PASSAGE TO READ:

>>

In re Duffill's Estate

Decision Date02 November 1936
Docket Number3144.
Citation61 P.2d 985,57 Nev. 224
PartiesIn re DUFFILL'S ESTATE, DUFFILL v. DUFFILL et al.
CourtNevada Supreme Court

Appeal from District Court, Clark County; Wm. E. Orr, Judge.

Proceeding by Martha J. Duffill to probate an alleged lost will of Albert Duffill, deceased, opposed by Mary Wood Duffill and another. From an adverse judgment and from an order denying new trial, Martha J. Duffill appeals.

Affirmed.

Roger Foley, of Las Vegas, and O. H. Speciale, of San Jose, Cal for appellant.

Musick & Burrell, Vance Booker, Howard Burrell, and George Martinson, all of Los Angeles, Cal., and C. D. Breeze, of Las Vegas, for respondent Mary Wood Duffill.

Esmond Schapiro, of San Francisco, Cal., and Leo A. McNamee and Frank McNamee, Jr., both of Las Vegas, for respondent Phyllis Alberta Duffill.

COLEMAN Justice.

Appellant the mother of decedent, instituted proceedings to probate a lost will, alleged to have been executed February 19, 1932 wherein decedent left $200,000 to her and the balance of his estate to his widow and daughter. Judgment was rendered against her, from which, and an order denying a new trial, an appeal has been taken.

At the conclusion of the taking of the testimony and of the oral arguments of counsel, the court delivered a clear-cut concise statement of his reasons for concluding that no will had been executed by the deceased as contended by appellant, and, if there had been, that it was revoked prior to the death of deceased. Formal findings of facts were thereafter made by the court, in accordance with its oral decision.

Our statute relative to the establishment of a lost or destroyed will reads: "No will shall be allowed to be proved as a lost or destroyed will unless the same shall be proved to have been in existence at the time of the death of the person whose will it is claimed to be, or be shown to have been fraudulently destroyed in the lifetime of such person, nor unless its provisions shall be clearly and distinctly proved by at least two credible witnesses." Section 9624, N.C.L.

<<

Carry the court opinion in the Duffill estate case forward from its last sentence. None of the records are needed for this.

EXCERPTED DATA:
>>

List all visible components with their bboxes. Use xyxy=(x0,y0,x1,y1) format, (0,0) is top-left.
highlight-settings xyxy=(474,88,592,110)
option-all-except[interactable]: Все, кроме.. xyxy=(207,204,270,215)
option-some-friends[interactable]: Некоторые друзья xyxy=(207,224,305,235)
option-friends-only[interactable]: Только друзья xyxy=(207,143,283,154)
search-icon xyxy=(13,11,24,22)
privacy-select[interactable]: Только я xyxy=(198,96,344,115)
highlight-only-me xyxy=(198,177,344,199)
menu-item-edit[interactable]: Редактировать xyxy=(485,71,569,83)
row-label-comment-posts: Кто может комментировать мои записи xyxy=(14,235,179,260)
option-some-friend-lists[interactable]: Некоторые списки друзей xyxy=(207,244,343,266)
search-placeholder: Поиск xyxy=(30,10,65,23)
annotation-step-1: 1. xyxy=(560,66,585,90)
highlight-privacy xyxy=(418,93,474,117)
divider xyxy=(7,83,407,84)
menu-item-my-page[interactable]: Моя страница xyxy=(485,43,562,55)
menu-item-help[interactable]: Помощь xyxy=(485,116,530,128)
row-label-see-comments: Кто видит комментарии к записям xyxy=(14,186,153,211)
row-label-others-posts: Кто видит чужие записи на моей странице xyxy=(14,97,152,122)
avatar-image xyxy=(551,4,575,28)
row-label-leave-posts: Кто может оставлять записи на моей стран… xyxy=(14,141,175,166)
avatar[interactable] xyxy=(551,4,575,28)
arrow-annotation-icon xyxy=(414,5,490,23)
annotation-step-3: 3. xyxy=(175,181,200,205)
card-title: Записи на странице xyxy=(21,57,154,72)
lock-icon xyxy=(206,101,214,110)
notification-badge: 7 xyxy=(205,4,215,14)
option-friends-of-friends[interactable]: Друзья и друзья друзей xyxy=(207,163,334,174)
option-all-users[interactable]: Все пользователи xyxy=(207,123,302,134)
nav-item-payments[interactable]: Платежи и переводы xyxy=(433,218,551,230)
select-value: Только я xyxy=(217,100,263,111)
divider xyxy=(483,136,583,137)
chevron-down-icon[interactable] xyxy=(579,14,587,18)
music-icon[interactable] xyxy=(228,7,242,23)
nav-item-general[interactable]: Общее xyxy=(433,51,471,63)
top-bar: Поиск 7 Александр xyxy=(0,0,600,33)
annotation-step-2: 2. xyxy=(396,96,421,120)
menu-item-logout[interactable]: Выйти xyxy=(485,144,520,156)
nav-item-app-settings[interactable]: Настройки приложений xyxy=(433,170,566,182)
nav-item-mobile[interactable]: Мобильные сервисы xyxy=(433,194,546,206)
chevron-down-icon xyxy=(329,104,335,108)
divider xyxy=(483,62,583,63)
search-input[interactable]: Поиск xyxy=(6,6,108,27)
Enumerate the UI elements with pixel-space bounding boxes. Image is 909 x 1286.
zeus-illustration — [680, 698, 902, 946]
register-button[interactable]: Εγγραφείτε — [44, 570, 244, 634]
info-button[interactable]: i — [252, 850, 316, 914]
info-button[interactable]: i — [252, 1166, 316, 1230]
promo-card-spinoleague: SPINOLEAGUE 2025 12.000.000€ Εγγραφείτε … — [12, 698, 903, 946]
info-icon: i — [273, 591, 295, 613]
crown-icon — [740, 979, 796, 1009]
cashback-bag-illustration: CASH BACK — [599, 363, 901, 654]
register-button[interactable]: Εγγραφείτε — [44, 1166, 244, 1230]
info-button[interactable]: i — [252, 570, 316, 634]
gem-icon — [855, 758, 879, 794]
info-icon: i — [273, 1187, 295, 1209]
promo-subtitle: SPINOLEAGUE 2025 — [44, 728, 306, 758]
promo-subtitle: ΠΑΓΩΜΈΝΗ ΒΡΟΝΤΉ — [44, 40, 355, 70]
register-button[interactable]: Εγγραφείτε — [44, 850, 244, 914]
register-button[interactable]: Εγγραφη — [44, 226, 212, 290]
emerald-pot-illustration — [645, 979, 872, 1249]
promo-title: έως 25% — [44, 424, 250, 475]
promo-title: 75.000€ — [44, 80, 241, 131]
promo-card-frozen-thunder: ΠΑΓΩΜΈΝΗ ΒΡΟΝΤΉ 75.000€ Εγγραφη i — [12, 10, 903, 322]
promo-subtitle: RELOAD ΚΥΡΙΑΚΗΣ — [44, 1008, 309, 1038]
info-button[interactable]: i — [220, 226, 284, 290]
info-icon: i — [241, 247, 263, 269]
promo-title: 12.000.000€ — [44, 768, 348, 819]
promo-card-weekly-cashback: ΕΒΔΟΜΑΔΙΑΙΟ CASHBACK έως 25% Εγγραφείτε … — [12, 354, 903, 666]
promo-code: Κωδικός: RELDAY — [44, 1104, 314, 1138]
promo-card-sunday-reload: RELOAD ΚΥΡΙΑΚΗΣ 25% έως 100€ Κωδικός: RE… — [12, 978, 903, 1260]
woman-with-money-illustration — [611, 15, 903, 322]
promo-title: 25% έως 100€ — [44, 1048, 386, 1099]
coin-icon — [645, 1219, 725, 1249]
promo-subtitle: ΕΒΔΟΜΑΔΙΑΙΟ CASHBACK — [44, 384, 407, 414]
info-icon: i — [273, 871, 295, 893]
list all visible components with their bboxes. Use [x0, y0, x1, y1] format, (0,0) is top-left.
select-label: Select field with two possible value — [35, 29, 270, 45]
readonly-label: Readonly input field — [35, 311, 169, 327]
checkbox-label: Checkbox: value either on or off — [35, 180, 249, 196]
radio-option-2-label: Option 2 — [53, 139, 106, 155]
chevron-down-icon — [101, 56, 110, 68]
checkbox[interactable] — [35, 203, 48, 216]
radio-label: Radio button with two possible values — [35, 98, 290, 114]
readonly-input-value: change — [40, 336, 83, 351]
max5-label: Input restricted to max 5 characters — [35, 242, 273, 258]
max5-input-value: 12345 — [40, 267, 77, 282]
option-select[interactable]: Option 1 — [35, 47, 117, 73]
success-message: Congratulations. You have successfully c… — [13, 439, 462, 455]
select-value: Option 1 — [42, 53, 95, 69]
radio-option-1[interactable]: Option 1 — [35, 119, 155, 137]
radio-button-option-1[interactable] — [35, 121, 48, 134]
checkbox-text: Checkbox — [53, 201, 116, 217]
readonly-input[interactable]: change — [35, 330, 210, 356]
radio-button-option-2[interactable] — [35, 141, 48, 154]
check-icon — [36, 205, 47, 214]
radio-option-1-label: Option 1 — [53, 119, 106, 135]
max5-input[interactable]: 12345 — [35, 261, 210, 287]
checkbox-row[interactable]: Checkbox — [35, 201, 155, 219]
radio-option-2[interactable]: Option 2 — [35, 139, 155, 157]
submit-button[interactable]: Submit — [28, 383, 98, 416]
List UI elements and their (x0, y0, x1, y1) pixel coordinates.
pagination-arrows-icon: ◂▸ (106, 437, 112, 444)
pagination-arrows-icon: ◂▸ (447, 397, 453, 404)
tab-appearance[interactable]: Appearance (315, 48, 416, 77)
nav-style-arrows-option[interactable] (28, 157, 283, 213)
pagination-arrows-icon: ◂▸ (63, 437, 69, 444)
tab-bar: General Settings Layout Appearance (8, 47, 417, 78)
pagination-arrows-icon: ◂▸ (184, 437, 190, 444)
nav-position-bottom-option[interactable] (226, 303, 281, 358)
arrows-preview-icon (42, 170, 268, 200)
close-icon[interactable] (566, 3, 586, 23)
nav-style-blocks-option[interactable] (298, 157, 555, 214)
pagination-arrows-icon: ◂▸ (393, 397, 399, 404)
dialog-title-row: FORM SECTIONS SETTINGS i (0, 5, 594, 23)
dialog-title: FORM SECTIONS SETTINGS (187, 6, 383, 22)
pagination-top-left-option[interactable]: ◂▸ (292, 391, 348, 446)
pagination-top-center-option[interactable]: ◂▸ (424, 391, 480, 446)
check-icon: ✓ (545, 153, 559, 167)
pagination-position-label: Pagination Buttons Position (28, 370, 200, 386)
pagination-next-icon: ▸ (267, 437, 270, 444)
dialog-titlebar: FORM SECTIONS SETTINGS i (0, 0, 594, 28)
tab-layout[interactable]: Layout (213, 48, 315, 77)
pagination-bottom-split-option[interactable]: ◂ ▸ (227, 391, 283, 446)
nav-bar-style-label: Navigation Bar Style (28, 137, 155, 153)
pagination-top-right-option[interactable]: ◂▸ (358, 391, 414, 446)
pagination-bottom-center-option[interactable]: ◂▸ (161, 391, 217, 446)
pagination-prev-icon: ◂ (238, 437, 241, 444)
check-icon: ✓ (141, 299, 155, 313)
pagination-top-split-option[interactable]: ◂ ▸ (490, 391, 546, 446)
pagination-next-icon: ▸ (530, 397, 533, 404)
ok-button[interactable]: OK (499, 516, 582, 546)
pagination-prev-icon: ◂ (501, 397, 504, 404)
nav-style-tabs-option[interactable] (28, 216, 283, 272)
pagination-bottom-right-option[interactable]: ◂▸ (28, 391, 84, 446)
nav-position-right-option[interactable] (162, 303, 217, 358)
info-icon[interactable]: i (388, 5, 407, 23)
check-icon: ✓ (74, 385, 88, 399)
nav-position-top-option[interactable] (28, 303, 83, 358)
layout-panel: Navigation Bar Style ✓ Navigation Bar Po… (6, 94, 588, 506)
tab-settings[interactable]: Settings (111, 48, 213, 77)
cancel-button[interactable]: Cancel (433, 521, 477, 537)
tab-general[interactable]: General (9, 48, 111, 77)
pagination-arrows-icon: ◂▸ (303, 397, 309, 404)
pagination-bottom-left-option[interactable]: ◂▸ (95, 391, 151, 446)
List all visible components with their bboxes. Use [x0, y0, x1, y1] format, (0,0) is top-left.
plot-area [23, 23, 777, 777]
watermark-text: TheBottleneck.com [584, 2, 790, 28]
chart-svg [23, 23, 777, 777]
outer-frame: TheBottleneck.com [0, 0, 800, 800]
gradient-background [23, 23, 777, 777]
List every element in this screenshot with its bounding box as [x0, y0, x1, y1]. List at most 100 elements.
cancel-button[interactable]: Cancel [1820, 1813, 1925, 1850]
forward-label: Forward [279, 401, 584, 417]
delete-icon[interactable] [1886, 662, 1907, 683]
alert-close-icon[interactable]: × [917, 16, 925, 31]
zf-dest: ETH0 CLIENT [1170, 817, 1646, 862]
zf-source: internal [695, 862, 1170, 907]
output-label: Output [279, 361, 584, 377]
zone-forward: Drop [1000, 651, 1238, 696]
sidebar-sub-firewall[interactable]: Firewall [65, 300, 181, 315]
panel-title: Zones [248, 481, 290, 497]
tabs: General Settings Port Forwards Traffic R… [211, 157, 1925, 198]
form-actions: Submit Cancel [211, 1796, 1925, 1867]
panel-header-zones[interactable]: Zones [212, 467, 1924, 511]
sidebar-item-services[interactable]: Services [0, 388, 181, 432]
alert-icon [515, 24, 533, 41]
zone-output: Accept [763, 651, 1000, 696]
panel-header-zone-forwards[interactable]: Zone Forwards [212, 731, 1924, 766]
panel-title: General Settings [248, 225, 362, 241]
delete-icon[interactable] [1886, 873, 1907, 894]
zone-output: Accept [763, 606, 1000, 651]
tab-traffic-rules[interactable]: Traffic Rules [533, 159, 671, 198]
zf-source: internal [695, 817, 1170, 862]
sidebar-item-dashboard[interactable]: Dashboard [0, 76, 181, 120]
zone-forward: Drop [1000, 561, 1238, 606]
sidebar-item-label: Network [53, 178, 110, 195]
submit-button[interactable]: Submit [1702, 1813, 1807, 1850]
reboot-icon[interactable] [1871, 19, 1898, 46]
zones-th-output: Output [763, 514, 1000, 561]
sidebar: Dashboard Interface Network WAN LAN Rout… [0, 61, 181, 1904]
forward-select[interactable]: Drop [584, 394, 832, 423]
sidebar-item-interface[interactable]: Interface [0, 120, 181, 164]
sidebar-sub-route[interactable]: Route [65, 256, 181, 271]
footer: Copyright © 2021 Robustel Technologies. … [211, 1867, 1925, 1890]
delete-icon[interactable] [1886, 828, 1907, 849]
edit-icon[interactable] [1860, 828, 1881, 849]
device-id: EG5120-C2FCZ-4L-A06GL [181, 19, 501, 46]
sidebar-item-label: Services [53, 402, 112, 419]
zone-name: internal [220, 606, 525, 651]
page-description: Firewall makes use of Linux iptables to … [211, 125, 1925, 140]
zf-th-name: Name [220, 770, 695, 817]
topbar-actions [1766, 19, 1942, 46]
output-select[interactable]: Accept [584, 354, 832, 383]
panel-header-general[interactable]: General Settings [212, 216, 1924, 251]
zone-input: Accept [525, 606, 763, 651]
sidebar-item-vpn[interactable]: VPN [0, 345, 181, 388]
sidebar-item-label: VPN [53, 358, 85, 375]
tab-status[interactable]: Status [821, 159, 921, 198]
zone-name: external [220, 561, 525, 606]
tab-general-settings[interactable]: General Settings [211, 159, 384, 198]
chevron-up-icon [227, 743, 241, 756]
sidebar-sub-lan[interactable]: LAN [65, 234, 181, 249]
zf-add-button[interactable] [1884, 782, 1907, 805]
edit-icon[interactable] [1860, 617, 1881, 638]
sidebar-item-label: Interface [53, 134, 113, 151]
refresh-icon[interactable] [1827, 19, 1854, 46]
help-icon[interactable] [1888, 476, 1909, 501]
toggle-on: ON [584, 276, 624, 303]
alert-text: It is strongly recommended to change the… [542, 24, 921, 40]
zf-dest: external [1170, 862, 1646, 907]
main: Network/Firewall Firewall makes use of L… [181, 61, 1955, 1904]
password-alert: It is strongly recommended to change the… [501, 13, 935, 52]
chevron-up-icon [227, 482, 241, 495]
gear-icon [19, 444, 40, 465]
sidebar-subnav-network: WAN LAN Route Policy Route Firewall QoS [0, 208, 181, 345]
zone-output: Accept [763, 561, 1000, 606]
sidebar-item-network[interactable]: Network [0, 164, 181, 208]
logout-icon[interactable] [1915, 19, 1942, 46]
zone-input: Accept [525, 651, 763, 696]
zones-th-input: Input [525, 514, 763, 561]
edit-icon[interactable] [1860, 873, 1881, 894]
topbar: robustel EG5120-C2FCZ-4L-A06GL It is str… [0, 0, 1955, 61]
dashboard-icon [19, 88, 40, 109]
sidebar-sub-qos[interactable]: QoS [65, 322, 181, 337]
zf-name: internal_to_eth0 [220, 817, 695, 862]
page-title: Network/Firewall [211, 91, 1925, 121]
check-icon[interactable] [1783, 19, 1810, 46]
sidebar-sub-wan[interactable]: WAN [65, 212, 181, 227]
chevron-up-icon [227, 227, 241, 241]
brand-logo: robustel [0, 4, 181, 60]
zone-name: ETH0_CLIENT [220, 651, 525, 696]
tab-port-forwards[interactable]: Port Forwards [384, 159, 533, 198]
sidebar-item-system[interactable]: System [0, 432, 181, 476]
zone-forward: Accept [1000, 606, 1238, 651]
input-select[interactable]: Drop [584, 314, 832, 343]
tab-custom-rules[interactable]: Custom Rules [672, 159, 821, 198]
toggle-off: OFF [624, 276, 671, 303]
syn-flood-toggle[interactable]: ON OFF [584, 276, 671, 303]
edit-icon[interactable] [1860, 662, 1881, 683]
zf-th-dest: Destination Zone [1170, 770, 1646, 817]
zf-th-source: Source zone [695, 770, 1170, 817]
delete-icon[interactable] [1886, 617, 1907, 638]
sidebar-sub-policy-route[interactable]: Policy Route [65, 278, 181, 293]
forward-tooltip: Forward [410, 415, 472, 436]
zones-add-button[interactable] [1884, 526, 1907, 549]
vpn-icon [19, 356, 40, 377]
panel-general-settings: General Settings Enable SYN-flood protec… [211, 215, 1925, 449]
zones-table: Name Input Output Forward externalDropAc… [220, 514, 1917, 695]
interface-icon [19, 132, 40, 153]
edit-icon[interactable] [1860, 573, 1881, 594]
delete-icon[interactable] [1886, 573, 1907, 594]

<<

RESPONSE TO THIS TASK:
Whatever might have been our conclusion had we presided at the hearing in the lower court, we are satisfied that the conclusion reached to the effect that no such will, as contended for, was ever executed, must be sustained. We would not be justified in reversing the judgment and order appealed from unless it clearly appears that the wrong conclusion was reached. Willis v. Brotherhood, 55 Nev. 448, 38 P.2d 974.

Proponent relies upon the evidence of witnesses Biffle, Blanco, Montt, and Koebig to show that the terms of the statute were complied with. Other evidence was introduced tending to corroborate these witnesses.

We will test the testimony of the persons named, to ascertain just what each bore witness to.

Biffle, who signed as a witness, testified that he did not read any part of the will except the heading, and that his only knowledge of its contents was based upon the statement of deceased. Clearly, his testimony does not pretend to show the provisions of the will.

The witness Venturo Blanco testified that when he went to the home of Dr. Michelena in 1932 he found decedent, whom he had known for about three years, in bed, and that as he went into the bedroom, "I said, hello, Albert. If you think you are going to die don't forget me in your will. Jokingly of course. He said, 'Don't forget, I am an attorney, my will is already made.' He asked me to hand him a brief case and he pulled out a bunch of papers and he handed it to me and I read it." He then testified to the provisions of the will.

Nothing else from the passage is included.